[EXERCISE DIRECTIONS]: Resume the biographical article on poet Robert Sward below, picking up right after its final sentence.

[SELECTED TEXT]:

= Robert Sward =

American and Canadian poet (1933–2022)

Robert Sward (23 June 1933 – 21 February 2022) was an American and Canadian poet and novelist.

Jack Foley, in his introduction to Sward's Collected Poems, 1957–2004, called him, "in truth, a citizen, at heart, of both countries. At once a Canadian and American poet, one with a foot in both worlds, Sward also inhabits an enormous in-between."

==Early years==

Sward was born on 23 June 1933 and raised in Chicago, Illinois.
He began writing poetry at the age of 15 when he became involved with a street gang and used rhyming couplets in his notes to the other gang members. He graduated from Von Steuben High School at 17 and quit his job as a soda jerk in a pharmacy to join the United States Navy. In 1952, he was stationed in Korea on an amphibious ship, LST 914. A Yeoman 3rd Class, Sward soon became the head of the ship's library, while serving in the combat zone during the Korean War.

==University==
He taught at Cornell University, 1964–65, where he first experimented with computer-generated poetry and served on the editorial board of Epoch. He went on to teach at the Iowa Writers' Workshop, the University of Victoria, and the University of California, Santa Cruz.

[EXTRACTED MATERIAL]:
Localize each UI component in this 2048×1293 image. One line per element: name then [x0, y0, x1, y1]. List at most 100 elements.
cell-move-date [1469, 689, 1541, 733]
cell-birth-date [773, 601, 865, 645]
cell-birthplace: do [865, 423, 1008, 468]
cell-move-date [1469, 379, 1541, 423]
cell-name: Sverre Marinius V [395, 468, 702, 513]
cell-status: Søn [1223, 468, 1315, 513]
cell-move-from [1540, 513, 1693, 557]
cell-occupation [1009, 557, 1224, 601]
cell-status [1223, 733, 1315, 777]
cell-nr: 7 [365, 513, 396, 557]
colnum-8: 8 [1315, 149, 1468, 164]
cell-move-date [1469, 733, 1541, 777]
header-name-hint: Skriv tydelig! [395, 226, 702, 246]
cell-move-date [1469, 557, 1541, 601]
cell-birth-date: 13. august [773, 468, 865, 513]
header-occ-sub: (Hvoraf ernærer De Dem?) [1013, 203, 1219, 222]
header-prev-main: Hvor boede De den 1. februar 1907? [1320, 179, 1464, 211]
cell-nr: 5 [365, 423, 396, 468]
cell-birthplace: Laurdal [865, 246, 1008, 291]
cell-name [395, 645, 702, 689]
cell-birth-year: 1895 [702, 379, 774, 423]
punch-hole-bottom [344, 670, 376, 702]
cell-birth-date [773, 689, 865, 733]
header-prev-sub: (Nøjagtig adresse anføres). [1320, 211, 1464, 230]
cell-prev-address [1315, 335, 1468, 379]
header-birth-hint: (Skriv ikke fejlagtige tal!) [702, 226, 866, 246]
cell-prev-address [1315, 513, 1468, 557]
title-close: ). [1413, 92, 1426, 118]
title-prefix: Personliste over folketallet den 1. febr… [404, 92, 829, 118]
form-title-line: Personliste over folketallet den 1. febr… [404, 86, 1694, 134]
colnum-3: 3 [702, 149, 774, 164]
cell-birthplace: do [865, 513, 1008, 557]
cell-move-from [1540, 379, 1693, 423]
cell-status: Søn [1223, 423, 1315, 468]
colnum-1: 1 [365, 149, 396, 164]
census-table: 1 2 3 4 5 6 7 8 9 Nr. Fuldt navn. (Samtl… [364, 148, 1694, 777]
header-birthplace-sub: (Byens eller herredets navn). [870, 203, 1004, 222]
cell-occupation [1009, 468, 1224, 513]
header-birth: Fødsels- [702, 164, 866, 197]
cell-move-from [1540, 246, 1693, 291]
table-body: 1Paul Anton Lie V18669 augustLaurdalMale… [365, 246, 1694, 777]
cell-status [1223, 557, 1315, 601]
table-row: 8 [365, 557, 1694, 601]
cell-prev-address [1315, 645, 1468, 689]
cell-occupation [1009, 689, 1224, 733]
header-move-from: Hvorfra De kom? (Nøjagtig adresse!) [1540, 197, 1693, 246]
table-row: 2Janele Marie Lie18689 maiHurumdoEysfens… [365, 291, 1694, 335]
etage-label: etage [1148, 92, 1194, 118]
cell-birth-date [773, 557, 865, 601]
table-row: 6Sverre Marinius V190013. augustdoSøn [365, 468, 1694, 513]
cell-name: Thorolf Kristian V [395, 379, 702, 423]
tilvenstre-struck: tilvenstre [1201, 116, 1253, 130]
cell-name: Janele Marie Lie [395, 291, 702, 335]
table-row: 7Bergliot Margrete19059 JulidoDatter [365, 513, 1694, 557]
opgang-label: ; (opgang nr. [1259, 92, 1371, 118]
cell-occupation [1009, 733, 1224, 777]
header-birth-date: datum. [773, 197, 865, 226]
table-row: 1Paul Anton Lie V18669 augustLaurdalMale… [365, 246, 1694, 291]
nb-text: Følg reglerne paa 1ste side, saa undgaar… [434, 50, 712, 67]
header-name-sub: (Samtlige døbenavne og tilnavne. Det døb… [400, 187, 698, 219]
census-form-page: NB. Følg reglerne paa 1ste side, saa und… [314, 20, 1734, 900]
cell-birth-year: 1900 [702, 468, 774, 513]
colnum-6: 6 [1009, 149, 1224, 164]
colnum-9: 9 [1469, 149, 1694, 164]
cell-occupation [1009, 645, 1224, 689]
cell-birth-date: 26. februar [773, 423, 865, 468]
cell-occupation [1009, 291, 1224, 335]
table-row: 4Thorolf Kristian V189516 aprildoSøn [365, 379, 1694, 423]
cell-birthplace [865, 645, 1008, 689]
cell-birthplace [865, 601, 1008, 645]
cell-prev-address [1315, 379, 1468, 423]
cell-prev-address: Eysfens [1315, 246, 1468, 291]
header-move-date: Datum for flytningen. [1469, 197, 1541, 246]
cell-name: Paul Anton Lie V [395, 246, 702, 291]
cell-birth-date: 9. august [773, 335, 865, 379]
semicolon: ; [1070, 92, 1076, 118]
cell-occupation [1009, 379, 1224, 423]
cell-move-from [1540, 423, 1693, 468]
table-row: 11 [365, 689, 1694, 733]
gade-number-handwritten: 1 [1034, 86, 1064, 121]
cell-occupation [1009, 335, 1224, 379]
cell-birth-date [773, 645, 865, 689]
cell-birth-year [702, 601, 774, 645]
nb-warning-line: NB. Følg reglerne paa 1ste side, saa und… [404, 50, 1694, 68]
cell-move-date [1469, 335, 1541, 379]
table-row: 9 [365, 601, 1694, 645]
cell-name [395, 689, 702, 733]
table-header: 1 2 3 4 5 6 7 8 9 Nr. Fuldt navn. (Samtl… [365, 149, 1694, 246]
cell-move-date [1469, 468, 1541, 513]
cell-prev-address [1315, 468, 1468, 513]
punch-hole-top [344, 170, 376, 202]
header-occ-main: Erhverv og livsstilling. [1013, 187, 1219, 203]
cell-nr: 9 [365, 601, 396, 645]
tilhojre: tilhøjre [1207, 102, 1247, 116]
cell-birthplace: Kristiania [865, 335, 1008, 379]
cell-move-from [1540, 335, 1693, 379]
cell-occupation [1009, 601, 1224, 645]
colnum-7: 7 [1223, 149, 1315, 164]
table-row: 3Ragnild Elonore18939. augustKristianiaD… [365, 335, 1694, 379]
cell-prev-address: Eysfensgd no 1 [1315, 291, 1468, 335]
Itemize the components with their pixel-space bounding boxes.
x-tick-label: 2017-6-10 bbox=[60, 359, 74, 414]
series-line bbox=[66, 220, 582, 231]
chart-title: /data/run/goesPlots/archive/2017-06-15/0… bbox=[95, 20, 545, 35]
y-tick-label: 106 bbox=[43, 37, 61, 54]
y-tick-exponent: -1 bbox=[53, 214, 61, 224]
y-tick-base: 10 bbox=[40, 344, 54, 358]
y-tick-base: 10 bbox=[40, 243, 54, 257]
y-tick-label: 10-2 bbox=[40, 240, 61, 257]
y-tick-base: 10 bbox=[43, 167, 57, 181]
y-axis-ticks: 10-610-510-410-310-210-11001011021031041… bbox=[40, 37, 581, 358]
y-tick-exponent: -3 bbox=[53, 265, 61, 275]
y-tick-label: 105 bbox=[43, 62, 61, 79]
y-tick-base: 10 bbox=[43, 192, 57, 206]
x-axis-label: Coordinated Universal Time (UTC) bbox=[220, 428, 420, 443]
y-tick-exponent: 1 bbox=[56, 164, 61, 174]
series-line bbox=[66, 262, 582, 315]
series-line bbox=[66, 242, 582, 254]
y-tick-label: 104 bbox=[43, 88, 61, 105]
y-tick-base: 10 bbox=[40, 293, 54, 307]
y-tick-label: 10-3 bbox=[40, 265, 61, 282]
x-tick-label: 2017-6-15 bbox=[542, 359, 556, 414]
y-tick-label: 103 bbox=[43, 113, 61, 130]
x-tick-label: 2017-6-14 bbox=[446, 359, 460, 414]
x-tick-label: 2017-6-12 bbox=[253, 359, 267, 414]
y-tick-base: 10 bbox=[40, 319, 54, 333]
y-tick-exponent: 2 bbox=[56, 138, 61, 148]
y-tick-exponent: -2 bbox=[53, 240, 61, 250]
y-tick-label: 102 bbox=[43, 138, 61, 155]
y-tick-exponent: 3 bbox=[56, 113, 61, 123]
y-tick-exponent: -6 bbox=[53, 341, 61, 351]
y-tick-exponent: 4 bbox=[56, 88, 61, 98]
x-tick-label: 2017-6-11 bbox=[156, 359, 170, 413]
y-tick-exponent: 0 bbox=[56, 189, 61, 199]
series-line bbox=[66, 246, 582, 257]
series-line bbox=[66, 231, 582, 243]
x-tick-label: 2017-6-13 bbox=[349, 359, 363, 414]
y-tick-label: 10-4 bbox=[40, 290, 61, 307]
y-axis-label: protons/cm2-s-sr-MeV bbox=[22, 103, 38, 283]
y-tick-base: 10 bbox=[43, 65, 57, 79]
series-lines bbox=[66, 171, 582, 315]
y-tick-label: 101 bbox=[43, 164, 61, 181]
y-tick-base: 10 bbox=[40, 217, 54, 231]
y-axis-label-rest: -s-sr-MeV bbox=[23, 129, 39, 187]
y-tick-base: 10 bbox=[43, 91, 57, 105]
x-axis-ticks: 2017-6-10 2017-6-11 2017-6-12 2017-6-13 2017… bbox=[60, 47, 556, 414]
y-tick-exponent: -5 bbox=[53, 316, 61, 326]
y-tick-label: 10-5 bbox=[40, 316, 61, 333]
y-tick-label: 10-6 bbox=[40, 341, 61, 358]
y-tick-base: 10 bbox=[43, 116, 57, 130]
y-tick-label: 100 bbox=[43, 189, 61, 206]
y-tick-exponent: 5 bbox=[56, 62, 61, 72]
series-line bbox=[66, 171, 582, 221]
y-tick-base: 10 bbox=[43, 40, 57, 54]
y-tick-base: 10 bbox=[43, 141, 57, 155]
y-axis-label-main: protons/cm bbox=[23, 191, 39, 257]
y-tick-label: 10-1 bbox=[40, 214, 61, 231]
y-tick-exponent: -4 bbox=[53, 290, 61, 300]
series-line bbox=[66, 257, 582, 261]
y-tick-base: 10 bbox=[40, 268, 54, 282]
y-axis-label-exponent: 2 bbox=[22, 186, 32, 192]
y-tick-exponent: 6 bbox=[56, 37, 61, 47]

[TASK RESULT]:
==Working in media==
In the 1980s, he worked for the CBC, where he interviewed and produced 60-minute radio features on Leonard Cohen, Margaret Atwood, Earle Birney, John Robert Colombo, Al Purdy, Gwendolyn MacEwen, and other leading Canadian figures. His Quill & Quire interview with Nobel prize winner, Saul Bellow, was widely read. Sward also worked as journalist, book reviewer and feature writer for The Toronto Star, The Globe and Mail, and The Financial Times in Toronto, Ontario while living on the Toronto Islands. He received a Canada Council grant to research and write The Toronto Islands (1983), a best-selling (Source: Dreadnaught Press publisher, 1983) illustrated history of a unique community, from prehistoric times to the present.

==Awards==
A Fulbright Scholar and Guggenheim Fellow, he was chosen by Lucille Clifton to receive a Villa Montalvo Literary Arts Award and was the author of 30 books of poetry, fiction and nonfiction. He was published widely in numerous anthologies and traditional literary magazines, such as The New Yorker, Poetry Chicago, and The Hudson Review. Sward later worked as technical writer and editor for Santa Cruz Operation (SCO), and served as "bridge person" between traditional hard copy academic periodicals and literary eZines.

In September 2016, at Second Annual Voices of the River Poetry Celebration, supported by a grant from Arts Council Santa Cruz County, sponsored by Bookshop Santa Cruz, Poetry Santa Cruz and the Coastal Watershed Council, Robert Sward was named Poet Laureate of Santa Cruz County, 2016–2018. The preceding Poets Laureate included Gary Young, David Swanger and Ellen Bass

In 2020 Sward received a Reginald Lockett Lifetime Achievement Award from PEN Oakland.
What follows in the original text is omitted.